Set the data down again, exactly as it reads, but without the pictures.

> **Dataset extract**
####

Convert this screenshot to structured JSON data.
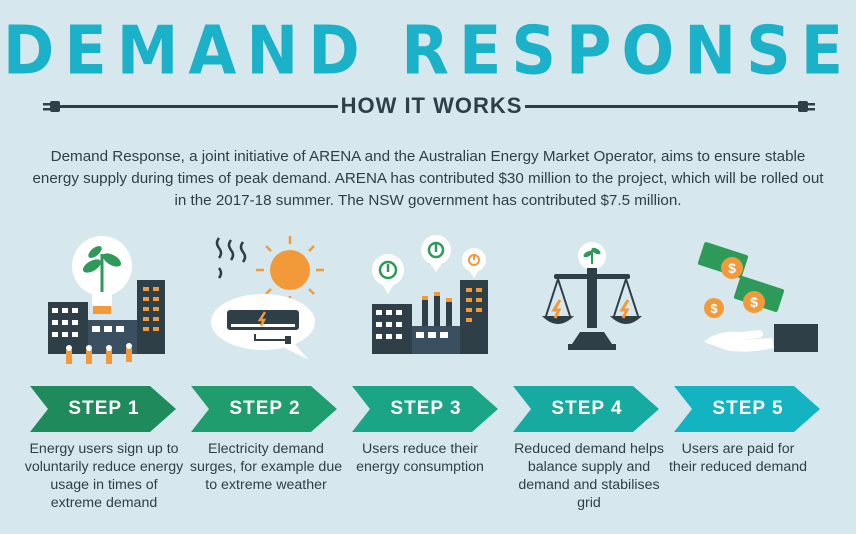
{
  "header": {
    "title": "DEMAND RESPONSE",
    "subtitle": "HOW IT WORKS"
  },
  "intro": "Demand Response, a joint initiative of ARENA and the Australian Energy Market Operator, aims to ensure stable energy supply during times of peak demand. ARENA has contributed $30 million to the project, which will be rolled out in the 2017-18 summer. The NSW government has contributed $7.5 million.",
  "steps": [
    {
      "label": "STEP 1",
      "description": "Energy users sign up to voluntarily reduce energy usage in times of extreme demand",
      "color": "#1f8a5c",
      "icon": "lightbulb-city-icon"
    },
    {
      "label": "STEP 2",
      "description": "Electricity demand surges, for example due to extreme weather",
      "color": "#1f9d6e",
      "icon": "air-conditioner-sun-icon"
    },
    {
      "label": "STEP 3",
      "description": "Users reduce their energy consumption",
      "color": "#1aa586",
      "icon": "factory-power-icon"
    },
    {
      "label": "STEP 4",
      "description": "Reduced demand helps balance supply and demand and stabilises grid",
      "color": "#17aaa0",
      "icon": "balance-scale-icon"
    },
    {
      "label": "STEP 5",
      "description": "Users are paid for their reduced demand",
      "color": "#13b3c2",
      "icon": "payment-hand-icon"
    }
  ],
  "colors": {
    "title": "#1bb2c9",
    "dark": "#2e3f48",
    "orange": "#f29a3a",
    "green": "#2e9a5a",
    "background": "#d6e8ed"
  }
}
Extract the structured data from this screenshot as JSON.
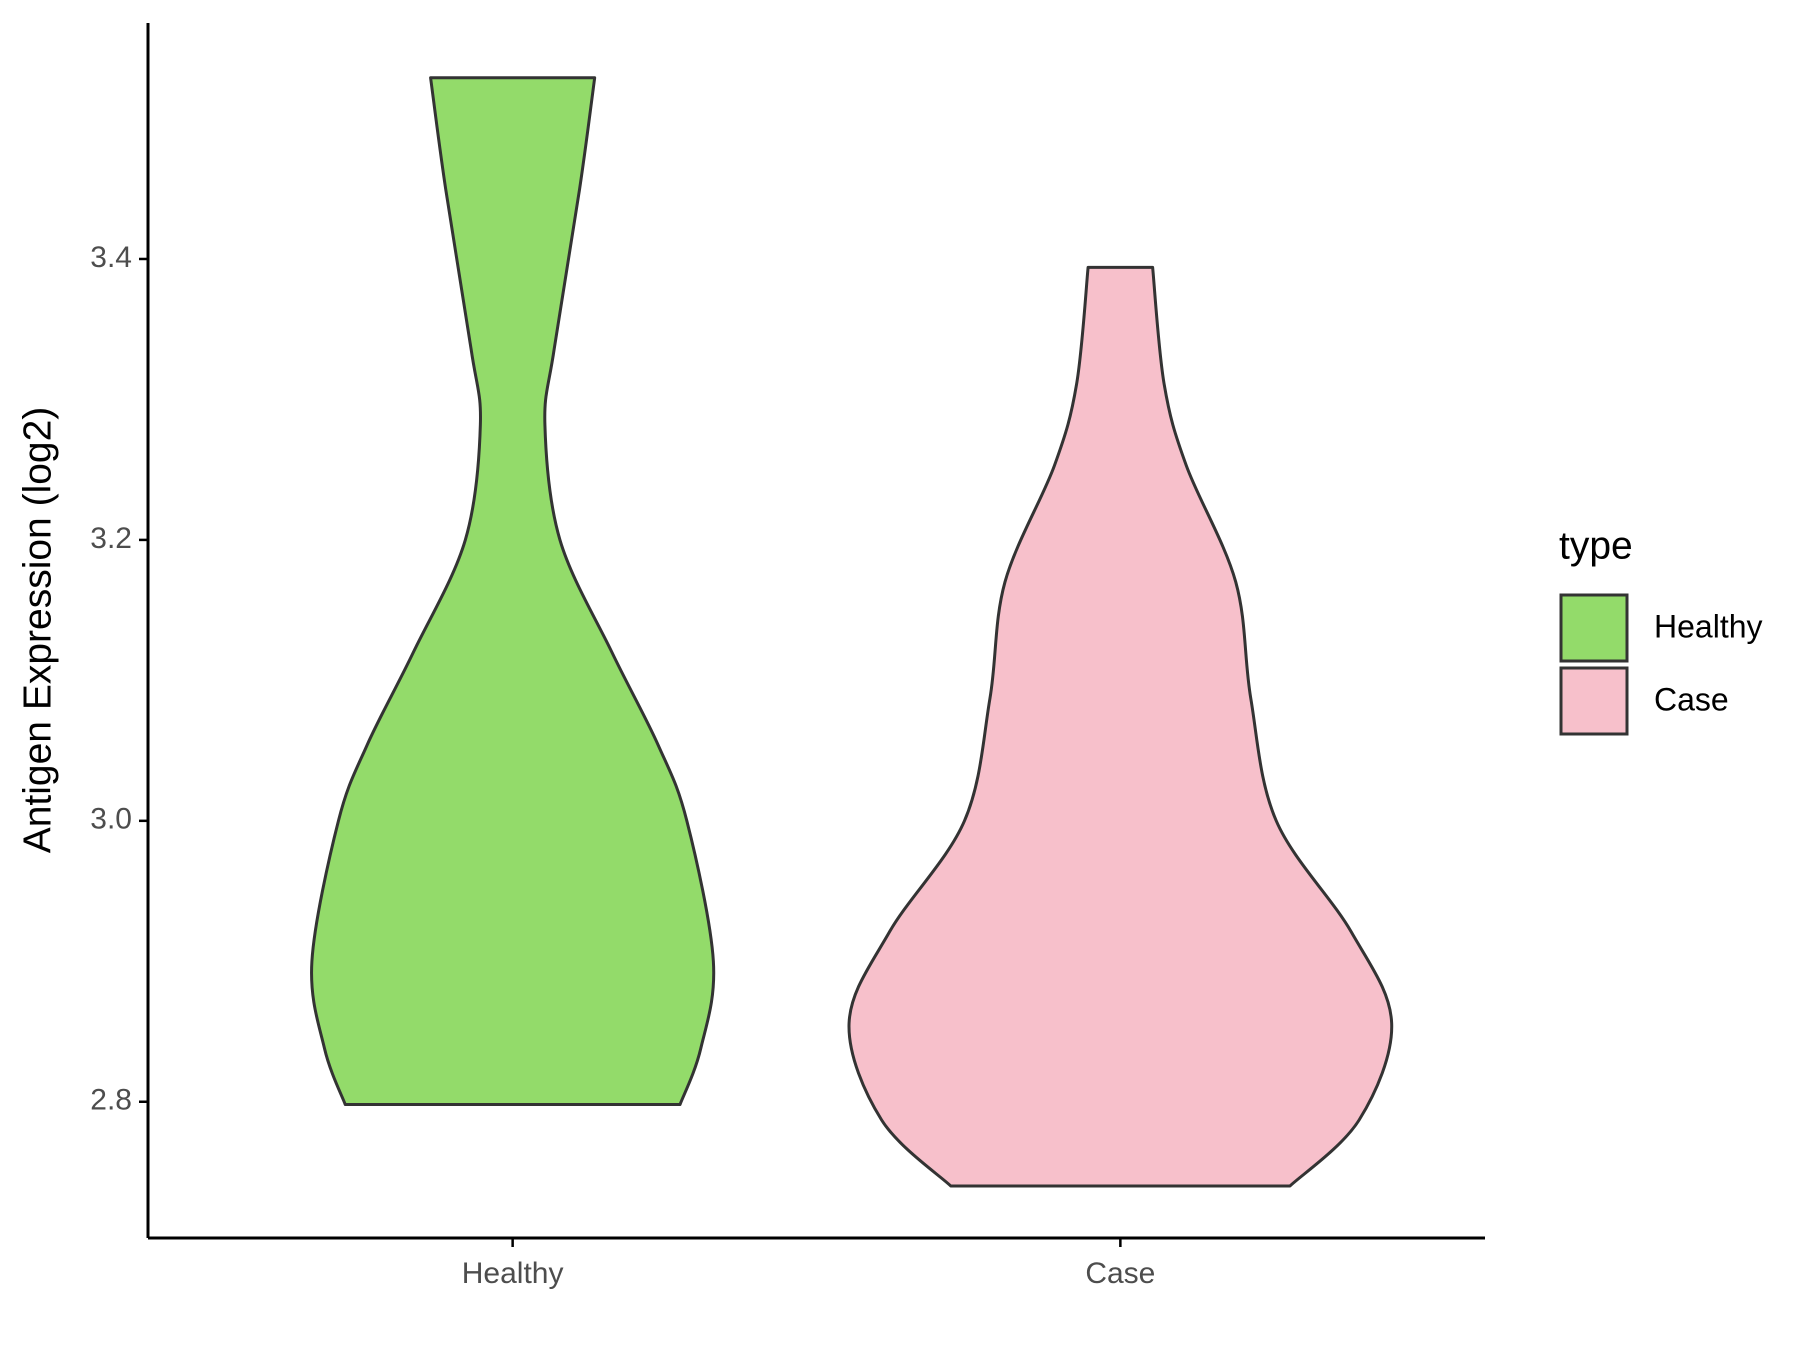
{
  "chart_data": {
    "type": "violin",
    "ylabel": "Antigen Expression (log2)",
    "categories": [
      "Healthy",
      "Case"
    ],
    "series": [
      {
        "name": "Healthy",
        "color": "#93db6a",
        "y": [
          2.798,
          2.838,
          2.9,
          3.0,
          3.054,
          3.12,
          3.2,
          3.282,
          3.336,
          3.45,
          3.529
        ],
        "density": [
          0.612,
          0.688,
          0.734,
          0.637,
          0.532,
          0.363,
          0.173,
          0.118,
          0.152,
          0.245,
          0.3
        ]
      },
      {
        "name": "Case",
        "color": "#f7c0cb",
        "y": [
          2.74,
          2.787,
          2.856,
          2.921,
          3.0,
          3.087,
          3.17,
          3.253,
          3.311,
          3.394
        ],
        "density": [
          0.62,
          0.873,
          0.992,
          0.844,
          0.57,
          0.477,
          0.422,
          0.241,
          0.16,
          0.118
        ]
      }
    ],
    "ylim": [
      2.703,
      3.568
    ],
    "yticks": [
      2.8,
      {
        "value": 3.0,
        "label": "3.0"
      },
      3.2,
      3.4
    ],
    "legend_title": "type",
    "legend_position": "right"
  }
}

####

> **Task output**
Convert this screenshot to structured JSON data.
{
  "header": {
    "title": "DEMAND RESPONSE",
    "subtitle": "HOW IT WORKS"
  },
  "intro": "Demand Response, a joint initiative of ARENA and the Australian Energy Market Operator, aims to ensure stable energy supply during times of peak demand. ARENA has contributed $30 million to the project, which will be rolled out in the 2017-18 summer. The NSW government has contributed $7.5 million.",
  "steps": [
    {
      "label": "STEP 1",
      "description": "Energy users sign up to voluntarily reduce energy usage in times of extreme demand",
      "color": "#1f8a5c",
      "icon": "lightbulb-city-icon"
    },
    {
      "label": "STEP 2",
      "description": "Electricity demand surges, for example due to extreme weather",
      "color": "#1f9d6e",
      "icon": "air-conditioner-sun-icon"
    },
    {
      "label": "STEP 3",
      "description": "Users reduce their energy consumption",
      "color": "#1aa586",
      "icon": "factory-power-icon"
    },
    {
      "label": "STEP 4",
      "description": "Reduced demand helps balance supply and demand and stabilises grid",
      "color": "#17aaa0",
      "icon": "balance-scale-icon"
    },
    {
      "label": "STEP 5",
      "description": "Users are paid for their reduced demand",
      "color": "#13b3c2",
      "icon": "payment-hand-icon"
    }
  ],
  "colors": {
    "title": "#1bb2c9",
    "dark": "#2e3f48",
    "orange": "#f29a3a",
    "green": "#2e9a5a",
    "background": "#d6e8ed"
  }
}
Extract the structured data from this screenshot as JSON.
{
  "chart_data": {
    "type": "violin",
    "ylabel": "Antigen Expression (log2)",
    "categories": [
      "Healthy",
      "Case"
    ],
    "series": [
      {
        "name": "Healthy",
        "color": "#93db6a",
        "y": [
          2.798,
          2.838,
          2.9,
          3.0,
          3.054,
          3.12,
          3.2,
          3.282,
          3.336,
          3.45,
          3.529
        ],
        "density": [
          0.612,
          0.688,
          0.734,
          0.637,
          0.532,
          0.363,
          0.173,
          0.118,
          0.152,
          0.245,
          0.3
        ]
      },
      {
        "name": "Case",
        "color": "#f7c0cb",
        "y": [
          2.74,
          2.787,
          2.856,
          2.921,
          3.0,
          3.087,
          3.17,
          3.253,
          3.311,
          3.394
        ],
        "density": [
          0.62,
          0.873,
          0.992,
          0.844,
          0.57,
          0.477,
          0.422,
          0.241,
          0.16,
          0.118
        ]
      }
    ],
    "ylim": [
      2.703,
      3.568
    ],
    "yticks": [
      2.8,
      {
        "value": 3.0,
        "label": "3.0"
      },
      3.2,
      3.4
    ],
    "legend_title": "type",
    "legend_position": "right"
  }
}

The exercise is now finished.